_Task brief_.
Pull every line containing "Collagen" from the data.

[Opening Stored data section]

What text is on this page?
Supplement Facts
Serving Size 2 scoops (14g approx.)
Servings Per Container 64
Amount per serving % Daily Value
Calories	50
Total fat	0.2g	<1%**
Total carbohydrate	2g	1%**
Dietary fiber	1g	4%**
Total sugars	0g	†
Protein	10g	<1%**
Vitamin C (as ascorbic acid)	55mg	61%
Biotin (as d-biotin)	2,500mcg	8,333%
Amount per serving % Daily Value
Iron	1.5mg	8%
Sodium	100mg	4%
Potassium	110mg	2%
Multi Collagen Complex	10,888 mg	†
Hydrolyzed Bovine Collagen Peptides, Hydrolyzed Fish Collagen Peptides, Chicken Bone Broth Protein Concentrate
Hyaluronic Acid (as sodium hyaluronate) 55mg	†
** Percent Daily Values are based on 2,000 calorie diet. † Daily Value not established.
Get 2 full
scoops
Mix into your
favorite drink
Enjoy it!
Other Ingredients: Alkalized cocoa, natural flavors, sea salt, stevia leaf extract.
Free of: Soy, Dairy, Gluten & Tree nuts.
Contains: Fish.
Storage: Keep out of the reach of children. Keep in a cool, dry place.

[Closing Stored data section]

_Task output_.
Multi Collagen Complex	10,888 mg	†
Hydrolyzed Bovine Collagen Peptides, Hydrolyzed Fish Collagen Peptides, Chicken Bone Broth Protein Concentrate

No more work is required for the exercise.